╭─ Task input

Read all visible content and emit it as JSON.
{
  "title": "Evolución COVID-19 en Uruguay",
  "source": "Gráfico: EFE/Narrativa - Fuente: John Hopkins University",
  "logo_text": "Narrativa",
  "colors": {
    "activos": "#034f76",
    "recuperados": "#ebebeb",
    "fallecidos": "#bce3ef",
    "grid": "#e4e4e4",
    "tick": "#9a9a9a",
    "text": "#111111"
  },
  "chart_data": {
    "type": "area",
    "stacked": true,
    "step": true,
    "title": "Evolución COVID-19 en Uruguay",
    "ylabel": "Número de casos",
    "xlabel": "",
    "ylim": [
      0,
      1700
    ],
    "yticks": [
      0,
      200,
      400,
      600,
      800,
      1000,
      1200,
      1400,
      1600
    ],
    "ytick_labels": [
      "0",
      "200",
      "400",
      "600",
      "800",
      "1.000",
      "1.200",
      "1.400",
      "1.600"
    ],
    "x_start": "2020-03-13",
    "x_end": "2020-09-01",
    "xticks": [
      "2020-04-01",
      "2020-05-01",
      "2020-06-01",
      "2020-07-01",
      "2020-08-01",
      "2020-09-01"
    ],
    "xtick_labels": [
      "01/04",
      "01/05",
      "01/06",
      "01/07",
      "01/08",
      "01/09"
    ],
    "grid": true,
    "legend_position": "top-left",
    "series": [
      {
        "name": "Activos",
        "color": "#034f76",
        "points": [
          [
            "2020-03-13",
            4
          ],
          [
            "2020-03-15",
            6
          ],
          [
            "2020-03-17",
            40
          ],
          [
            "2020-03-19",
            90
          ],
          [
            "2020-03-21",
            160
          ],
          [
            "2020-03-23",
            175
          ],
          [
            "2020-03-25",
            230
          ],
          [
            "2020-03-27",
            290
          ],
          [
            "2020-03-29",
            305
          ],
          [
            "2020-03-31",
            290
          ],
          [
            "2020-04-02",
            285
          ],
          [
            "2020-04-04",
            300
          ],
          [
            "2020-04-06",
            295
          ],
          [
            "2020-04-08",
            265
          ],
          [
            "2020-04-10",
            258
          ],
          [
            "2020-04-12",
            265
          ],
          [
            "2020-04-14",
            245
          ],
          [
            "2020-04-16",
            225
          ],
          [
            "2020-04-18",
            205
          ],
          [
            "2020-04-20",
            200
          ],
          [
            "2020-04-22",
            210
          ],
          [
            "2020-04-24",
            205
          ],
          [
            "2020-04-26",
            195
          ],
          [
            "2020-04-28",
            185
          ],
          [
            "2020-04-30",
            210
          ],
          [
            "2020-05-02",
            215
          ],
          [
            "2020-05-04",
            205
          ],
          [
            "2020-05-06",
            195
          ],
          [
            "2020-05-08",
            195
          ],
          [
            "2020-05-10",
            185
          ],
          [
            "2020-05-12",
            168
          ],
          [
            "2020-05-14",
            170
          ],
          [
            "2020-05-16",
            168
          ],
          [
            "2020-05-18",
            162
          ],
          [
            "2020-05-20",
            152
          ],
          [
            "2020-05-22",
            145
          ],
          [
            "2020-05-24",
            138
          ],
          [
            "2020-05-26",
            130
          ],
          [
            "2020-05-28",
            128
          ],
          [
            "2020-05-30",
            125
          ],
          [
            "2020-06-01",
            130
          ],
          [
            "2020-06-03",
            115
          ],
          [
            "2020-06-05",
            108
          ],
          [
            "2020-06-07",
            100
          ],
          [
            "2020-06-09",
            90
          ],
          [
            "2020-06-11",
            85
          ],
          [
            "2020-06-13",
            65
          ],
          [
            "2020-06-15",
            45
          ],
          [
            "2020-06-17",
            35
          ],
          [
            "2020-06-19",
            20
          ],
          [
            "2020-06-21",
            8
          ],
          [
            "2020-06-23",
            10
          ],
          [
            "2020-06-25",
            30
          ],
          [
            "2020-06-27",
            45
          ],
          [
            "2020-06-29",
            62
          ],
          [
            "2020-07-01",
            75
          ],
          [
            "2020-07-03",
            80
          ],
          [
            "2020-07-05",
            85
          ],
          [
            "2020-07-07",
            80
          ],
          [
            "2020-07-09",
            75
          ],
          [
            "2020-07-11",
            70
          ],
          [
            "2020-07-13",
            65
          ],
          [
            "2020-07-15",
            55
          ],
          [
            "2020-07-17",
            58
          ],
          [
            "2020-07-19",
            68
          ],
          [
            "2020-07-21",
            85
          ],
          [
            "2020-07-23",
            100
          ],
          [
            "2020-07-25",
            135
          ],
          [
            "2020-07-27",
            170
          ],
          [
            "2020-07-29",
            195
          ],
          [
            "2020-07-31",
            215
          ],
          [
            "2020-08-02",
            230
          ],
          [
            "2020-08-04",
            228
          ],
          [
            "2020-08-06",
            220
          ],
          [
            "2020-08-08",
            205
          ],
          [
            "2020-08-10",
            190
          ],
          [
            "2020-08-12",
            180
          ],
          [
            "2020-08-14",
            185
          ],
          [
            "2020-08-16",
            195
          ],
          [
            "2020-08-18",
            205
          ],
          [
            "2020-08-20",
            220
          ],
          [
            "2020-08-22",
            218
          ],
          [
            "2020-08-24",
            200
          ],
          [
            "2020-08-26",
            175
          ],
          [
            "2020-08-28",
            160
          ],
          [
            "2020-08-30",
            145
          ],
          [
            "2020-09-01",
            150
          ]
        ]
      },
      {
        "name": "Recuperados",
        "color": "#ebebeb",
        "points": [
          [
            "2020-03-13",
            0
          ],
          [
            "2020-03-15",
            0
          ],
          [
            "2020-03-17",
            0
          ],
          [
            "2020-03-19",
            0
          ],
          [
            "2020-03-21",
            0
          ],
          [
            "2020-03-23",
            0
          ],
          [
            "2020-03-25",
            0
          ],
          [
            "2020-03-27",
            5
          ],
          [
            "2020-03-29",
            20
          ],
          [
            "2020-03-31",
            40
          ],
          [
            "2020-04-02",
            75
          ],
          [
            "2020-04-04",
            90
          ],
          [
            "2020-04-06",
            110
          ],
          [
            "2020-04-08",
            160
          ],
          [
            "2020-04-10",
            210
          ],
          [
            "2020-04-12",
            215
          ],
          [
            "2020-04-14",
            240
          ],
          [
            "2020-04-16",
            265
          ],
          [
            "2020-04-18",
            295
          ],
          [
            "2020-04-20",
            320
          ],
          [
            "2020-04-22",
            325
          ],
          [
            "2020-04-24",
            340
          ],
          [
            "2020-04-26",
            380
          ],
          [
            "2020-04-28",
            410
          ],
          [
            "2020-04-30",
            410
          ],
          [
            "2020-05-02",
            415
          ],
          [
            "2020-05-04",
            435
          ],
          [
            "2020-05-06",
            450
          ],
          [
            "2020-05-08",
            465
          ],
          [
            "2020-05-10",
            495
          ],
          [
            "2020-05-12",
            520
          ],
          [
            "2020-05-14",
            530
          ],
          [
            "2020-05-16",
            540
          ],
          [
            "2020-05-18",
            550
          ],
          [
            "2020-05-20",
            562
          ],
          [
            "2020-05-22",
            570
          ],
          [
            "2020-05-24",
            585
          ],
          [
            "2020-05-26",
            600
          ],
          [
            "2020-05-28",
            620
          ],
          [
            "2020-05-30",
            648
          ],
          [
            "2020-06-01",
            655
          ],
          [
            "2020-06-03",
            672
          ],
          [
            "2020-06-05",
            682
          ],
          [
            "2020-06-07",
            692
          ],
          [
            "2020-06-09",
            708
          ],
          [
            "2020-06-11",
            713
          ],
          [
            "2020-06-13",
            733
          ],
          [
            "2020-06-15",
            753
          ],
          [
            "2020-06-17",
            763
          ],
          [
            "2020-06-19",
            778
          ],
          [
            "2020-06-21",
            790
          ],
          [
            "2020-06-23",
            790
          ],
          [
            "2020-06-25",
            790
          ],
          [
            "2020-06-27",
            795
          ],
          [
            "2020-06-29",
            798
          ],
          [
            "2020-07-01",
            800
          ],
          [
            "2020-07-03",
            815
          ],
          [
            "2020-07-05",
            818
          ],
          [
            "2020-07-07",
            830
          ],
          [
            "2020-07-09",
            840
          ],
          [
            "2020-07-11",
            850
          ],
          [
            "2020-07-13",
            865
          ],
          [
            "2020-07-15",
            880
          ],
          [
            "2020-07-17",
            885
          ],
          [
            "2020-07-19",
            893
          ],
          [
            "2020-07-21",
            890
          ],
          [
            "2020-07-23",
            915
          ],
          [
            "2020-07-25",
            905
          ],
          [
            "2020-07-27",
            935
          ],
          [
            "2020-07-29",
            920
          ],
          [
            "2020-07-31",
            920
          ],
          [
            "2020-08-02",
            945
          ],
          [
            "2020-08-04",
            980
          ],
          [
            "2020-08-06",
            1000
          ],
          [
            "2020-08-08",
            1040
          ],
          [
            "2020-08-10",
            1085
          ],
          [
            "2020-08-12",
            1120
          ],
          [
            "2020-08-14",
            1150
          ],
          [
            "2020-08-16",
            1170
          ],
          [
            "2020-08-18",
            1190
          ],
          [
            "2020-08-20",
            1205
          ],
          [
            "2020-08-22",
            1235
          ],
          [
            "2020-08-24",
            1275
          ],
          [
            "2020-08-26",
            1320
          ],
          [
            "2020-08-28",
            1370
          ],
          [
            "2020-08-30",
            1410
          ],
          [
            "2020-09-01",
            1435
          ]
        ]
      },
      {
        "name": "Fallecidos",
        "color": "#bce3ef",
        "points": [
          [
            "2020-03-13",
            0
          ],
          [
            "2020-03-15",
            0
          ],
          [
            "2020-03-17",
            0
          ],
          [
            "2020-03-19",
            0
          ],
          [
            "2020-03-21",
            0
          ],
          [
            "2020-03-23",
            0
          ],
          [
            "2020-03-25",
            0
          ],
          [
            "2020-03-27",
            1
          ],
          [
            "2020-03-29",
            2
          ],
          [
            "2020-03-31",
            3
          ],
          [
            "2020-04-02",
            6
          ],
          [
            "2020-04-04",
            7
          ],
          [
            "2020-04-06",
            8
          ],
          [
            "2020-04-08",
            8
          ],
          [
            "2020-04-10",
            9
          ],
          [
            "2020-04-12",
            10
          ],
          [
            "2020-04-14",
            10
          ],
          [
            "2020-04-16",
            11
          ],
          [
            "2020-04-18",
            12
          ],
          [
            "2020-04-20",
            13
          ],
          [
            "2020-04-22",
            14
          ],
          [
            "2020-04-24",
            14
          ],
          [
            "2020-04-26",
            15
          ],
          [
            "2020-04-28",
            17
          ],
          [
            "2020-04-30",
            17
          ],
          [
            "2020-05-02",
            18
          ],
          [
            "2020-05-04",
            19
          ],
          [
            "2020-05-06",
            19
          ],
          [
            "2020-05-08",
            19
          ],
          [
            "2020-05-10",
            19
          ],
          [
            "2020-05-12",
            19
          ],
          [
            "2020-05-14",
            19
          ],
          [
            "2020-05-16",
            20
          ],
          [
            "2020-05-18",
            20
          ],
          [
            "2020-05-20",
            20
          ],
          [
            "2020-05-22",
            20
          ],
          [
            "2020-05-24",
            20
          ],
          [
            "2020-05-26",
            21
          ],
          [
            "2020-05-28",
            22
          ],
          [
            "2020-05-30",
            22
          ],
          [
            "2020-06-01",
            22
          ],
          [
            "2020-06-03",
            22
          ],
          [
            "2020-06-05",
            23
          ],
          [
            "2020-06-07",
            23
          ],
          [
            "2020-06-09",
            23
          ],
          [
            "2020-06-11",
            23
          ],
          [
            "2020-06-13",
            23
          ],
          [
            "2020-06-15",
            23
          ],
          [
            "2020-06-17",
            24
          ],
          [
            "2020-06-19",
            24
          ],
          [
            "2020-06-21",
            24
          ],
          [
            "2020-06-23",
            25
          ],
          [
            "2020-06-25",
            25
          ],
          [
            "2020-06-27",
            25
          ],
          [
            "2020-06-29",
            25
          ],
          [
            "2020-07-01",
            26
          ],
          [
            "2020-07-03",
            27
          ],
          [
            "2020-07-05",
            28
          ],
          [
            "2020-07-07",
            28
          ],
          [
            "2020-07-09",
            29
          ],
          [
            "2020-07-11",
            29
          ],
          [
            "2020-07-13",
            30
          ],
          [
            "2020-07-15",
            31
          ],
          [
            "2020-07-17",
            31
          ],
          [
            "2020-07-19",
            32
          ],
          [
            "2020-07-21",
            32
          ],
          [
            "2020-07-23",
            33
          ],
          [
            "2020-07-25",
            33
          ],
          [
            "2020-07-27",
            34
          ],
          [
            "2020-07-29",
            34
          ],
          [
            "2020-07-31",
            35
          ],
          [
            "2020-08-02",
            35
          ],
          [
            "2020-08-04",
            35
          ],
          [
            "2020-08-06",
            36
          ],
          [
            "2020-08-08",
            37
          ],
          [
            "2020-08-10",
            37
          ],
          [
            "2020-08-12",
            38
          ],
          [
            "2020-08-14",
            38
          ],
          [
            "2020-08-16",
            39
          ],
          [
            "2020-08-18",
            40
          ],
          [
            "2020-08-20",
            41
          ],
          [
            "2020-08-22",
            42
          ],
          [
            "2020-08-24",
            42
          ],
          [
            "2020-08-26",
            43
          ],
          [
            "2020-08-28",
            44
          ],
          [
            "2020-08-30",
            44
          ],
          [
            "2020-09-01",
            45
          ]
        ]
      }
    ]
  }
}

╰─

The request :: What is the number of lines in the listing above that contain the string "COVID"? Give only the number.

Solved problem :: 2